§ Consegna:
Prosegui l'articolo sull'imprenditore reggino Tiberio Bentivoglio riportato più sotto, ripartendo subito dopo la sua ultima frase.

§ Testo proposto:
# # #

AGI – “Lo Stato non sa cosa soffre un testimone di giustizia, i boss fanno terra bruciata intorno a chi si oppone a loro”. Tiberio Bentivoglio, imprenditore di Reggio Calabria, è nel mirino della ‘ndrangheta dal 1992. Non è una metafora, perché il 9 febbraio 2011 qualcuno gli sparò per ucciderlo. A salvarlo dai colpi del killer fu il marsupio che indossava e che fermò il proiettile a lui diretto.

“Da allora – dice all’AGI – c’è in giro un killer che non ha un nome e non ha un volto né si sa se abita davanti a casa mia”. Qualcuno ha decretato che Bentivoglio paghi il suo no alle richieste di denaro delle ‘ndrine. Ci sono 6 procedimenti penali in atto scaturiti dalle sue denunce, perché l’imprenditore reggino, titolare con la moglie di un negozio di materiale sanitario, ha fatto nomi e cognomi di mandanti ed esecutori.

# # #

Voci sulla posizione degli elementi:

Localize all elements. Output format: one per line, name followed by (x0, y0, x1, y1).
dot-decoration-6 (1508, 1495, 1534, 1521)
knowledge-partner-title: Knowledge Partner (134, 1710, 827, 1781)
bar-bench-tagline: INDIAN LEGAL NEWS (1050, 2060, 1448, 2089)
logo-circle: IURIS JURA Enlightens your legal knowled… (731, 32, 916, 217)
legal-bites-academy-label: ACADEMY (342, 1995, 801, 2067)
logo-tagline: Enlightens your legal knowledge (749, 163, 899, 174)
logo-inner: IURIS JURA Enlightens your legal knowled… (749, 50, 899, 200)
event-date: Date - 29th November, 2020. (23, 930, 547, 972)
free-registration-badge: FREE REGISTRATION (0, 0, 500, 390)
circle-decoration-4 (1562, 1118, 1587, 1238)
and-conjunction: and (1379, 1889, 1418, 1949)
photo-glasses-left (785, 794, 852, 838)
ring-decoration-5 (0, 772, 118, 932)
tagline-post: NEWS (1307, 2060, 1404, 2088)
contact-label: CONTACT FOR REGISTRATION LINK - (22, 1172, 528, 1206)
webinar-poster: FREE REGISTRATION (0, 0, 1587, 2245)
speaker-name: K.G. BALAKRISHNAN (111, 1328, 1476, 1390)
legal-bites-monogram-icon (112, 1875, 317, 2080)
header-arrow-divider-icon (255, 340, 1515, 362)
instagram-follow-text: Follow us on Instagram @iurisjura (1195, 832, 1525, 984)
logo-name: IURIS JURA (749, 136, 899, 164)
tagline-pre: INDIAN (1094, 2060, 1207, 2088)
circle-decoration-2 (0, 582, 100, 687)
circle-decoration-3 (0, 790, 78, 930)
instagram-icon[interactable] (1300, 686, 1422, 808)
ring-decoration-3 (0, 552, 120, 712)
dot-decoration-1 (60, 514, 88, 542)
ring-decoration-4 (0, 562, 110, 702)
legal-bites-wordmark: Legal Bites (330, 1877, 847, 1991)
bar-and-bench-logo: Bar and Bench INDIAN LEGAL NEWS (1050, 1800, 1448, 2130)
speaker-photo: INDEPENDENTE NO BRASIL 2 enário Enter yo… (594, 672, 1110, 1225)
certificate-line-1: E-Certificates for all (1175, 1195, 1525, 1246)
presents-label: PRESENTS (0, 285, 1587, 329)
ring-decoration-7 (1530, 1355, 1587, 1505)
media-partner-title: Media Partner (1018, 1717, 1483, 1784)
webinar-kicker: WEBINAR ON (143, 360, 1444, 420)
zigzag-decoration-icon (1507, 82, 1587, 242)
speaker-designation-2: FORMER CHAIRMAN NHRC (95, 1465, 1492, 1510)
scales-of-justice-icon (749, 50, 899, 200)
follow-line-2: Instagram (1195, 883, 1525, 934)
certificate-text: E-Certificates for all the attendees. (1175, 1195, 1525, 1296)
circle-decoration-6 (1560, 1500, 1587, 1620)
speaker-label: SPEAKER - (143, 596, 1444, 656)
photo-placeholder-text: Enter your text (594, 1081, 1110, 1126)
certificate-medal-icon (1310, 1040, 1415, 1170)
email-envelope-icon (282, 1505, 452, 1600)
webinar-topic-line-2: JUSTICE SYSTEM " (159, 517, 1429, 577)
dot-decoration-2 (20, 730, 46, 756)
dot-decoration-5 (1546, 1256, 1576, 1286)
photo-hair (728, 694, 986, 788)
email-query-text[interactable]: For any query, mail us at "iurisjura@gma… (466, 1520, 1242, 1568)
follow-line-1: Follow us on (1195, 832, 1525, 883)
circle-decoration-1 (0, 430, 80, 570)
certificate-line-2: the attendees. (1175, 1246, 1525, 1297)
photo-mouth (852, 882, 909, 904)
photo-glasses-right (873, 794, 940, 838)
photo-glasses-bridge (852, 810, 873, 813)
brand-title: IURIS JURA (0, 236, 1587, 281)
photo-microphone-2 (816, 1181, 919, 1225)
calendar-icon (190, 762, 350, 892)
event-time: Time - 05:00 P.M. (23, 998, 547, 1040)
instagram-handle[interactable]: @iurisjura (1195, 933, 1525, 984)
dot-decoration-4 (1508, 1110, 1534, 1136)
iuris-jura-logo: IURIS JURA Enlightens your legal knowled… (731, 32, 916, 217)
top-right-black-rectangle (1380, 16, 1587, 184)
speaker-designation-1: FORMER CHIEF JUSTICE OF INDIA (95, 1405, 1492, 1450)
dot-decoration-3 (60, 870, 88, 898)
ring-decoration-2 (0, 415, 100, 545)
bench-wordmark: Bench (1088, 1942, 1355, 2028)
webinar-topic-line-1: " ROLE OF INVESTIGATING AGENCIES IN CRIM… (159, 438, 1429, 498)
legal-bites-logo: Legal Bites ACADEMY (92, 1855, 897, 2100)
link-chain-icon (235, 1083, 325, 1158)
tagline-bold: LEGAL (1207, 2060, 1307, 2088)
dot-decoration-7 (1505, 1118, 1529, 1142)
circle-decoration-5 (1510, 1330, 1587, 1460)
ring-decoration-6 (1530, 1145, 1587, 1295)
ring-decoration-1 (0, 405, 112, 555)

# # #

§ Risposta:
“Ho ricevuto centinaia di lettere di minacce, tante – sostiene – che non bastano due raccoglitori per contenerle”. Nei giorni scorsi l’ultimo avvertimento: qualcuno ha bruciato un deposito in cui custodisce dei mezzi agricoli adibiti alla coltivazione di un frutteto nel rione Orti’ di Reggio, dove risiede.

Ma la vicenda di Bentivoglio è veramente paradossale: il 23 aprile scorso, con una telefonata, gli è stata comunicata la decisione delle autorità preposte di revocargli la scorta. “Ero a centinaia di chilometri da Reggio quando sono stato informato della decisione. Non sapevo – spiega – nemmeno come tornare a casa, se con gli agenti che mi accompagnavano oppure a mie spese, da solo. Non so nemmeno chi abbia firmato il provvedimento né quali siano le ragioni”.

Per quindici giorni l’imprenditore si è barricato in casa, senza protezione. Nel frattempo il suo avvocato ha presentato un ricorso al Tar del Lazio. “Il presidente del Tribunale – racconta – ha fatto sapere di avere bisogno di tempo per leggere bene il contenuto del mio ricorso e le ragioni della revoca della protezione, per cui è stata fissata un’udienza a Roma che si terrà in novembre”.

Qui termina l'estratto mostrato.